* Problem to work on:
Identify each line holding the string "반려동물을" and copy it.

* Information given:
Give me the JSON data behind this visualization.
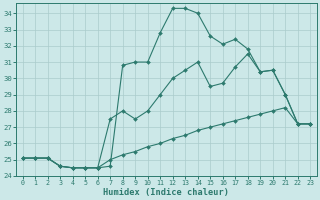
{
  "xlabel": "Humidex (Indice chaleur)",
  "bg_color": "#cce8e8",
  "line_color": "#2d7a6e",
  "grid_color": "#aacccc",
  "xlim": [
    -0.5,
    23.5
  ],
  "ylim": [
    24,
    34.6
  ],
  "xticks": [
    0,
    1,
    2,
    3,
    4,
    5,
    6,
    7,
    8,
    9,
    10,
    11,
    12,
    13,
    14,
    15,
    16,
    17,
    18,
    19,
    20,
    21,
    22,
    23
  ],
  "yticks": [
    24,
    25,
    26,
    27,
    28,
    29,
    30,
    31,
    32,
    33,
    34
  ],
  "curve1_x": [
    0,
    1,
    2,
    3,
    4,
    5,
    6,
    7,
    8,
    9,
    10,
    11,
    12,
    13,
    14,
    15,
    16,
    17,
    18,
    19,
    20,
    21,
    22,
    23
  ],
  "curve1_y": [
    25.1,
    25.1,
    25.1,
    24.6,
    24.5,
    24.5,
    24.5,
    24.6,
    30.8,
    31.0,
    31.0,
    32.8,
    34.3,
    34.3,
    34.0,
    32.6,
    32.1,
    32.4,
    31.8,
    30.4,
    30.5,
    29.0,
    27.2,
    27.2
  ],
  "curve2_x": [
    0,
    1,
    2,
    3,
    4,
    5,
    6,
    7,
    8,
    9,
    10,
    11,
    12,
    13,
    14,
    15,
    16,
    17,
    18,
    19,
    20,
    21,
    22,
    23
  ],
  "curve2_y": [
    25.1,
    25.1,
    25.1,
    24.6,
    24.5,
    24.5,
    24.5,
    27.5,
    28.0,
    27.5,
    28.0,
    29.0,
    30.0,
    30.5,
    31.0,
    29.5,
    29.7,
    30.7,
    31.5,
    30.4,
    30.5,
    29.0,
    27.2,
    27.2
  ],
  "curve3_x": [
    0,
    1,
    2,
    3,
    4,
    5,
    6,
    7,
    8,
    9,
    10,
    11,
    12,
    13,
    14,
    15,
    16,
    17,
    18,
    19,
    20,
    21,
    22,
    23
  ],
  "curve3_y": [
    25.1,
    25.1,
    25.1,
    24.6,
    24.5,
    24.5,
    24.5,
    25.0,
    25.3,
    25.5,
    25.8,
    26.0,
    26.3,
    26.5,
    26.8,
    27.0,
    27.2,
    27.4,
    27.6,
    27.8,
    28.0,
    28.2,
    27.2,
    27.2
  ]
}
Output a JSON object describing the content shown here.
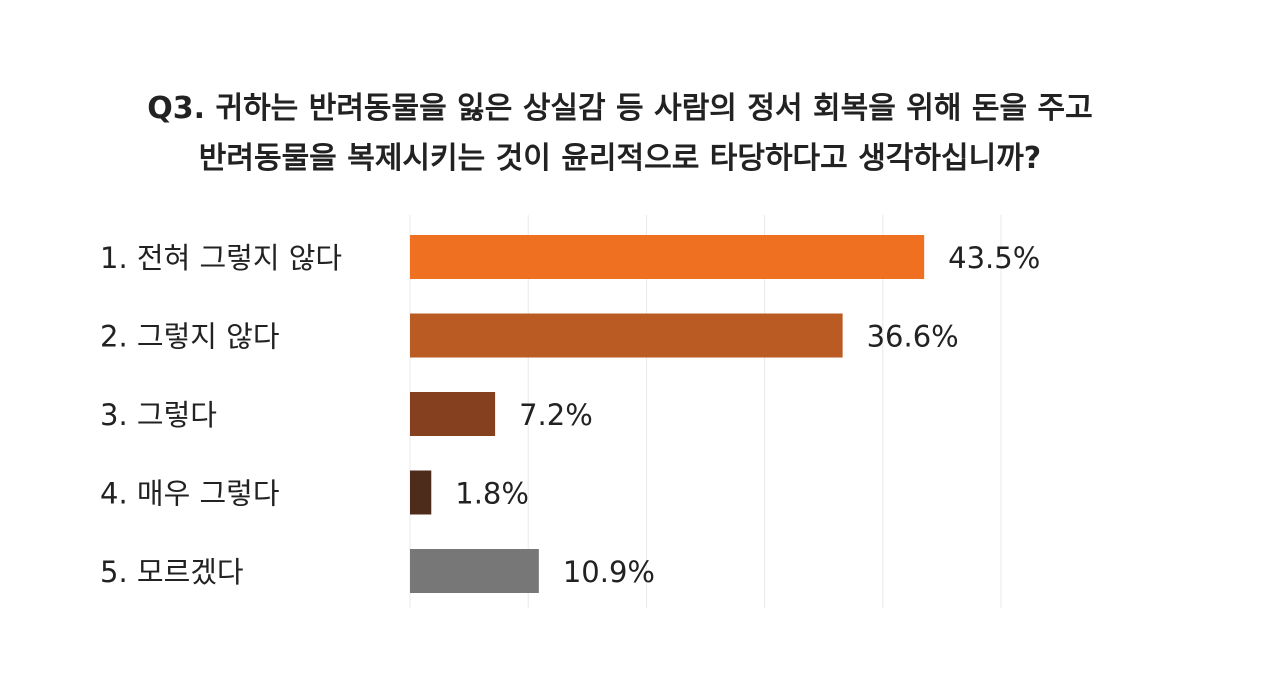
{
  "chart_data": {
    "type": "bar",
    "orientation": "horizontal",
    "title": "Q3. 귀하는 반려동물을 잃은 상실감 등 사람의 정서 회복을 위해 돈을 주고 반려동물을 복제시키는 것이 윤리적으로 타당하다고 생각하십니까?",
    "title_lines": [
      "Q3. 귀하는 반려동물을 잃은 상실감 등 사람의 정서 회복을 위해 돈을 주고",
      "반려동물을 복제시키는 것이 윤리적으로 타당하다고 생각하십니까?"
    ],
    "categories": [
      "1. 전혀 그렇지 않다",
      "2. 그렇지 않다",
      "3. 그렇다",
      "4. 매우 그렇다",
      "5. 모르겠다"
    ],
    "values": [
      43.5,
      36.6,
      7.2,
      1.8,
      10.9
    ],
    "value_labels": [
      "43.5%",
      "36.6%",
      "7.2%",
      "1.8%",
      "10.9%"
    ],
    "colors": [
      "#f07022",
      "#b95b22",
      "#84401f",
      "#4e2c1c",
      "#777777"
    ],
    "xlim": [
      0,
      50
    ],
    "grid": true,
    "grid_step": 10,
    "legend": "none"
  }
}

* Task response:
    "title": "Q3. 귀하는 반려동물을 잃은 상실감 등 사람의 정서 회복을 위해 돈을 주고 반려동물을 복제시키는 것이 윤리적으로 타당하다고 생각하십니까?",
      "Q3. 귀하는 반려동물을 잃은 상실감 등 사람의 정서 회복을 위해 돈을 주고",
      "반려동물을 복제시키는 것이 윤리적으로 타당하다고 생각하십니까?"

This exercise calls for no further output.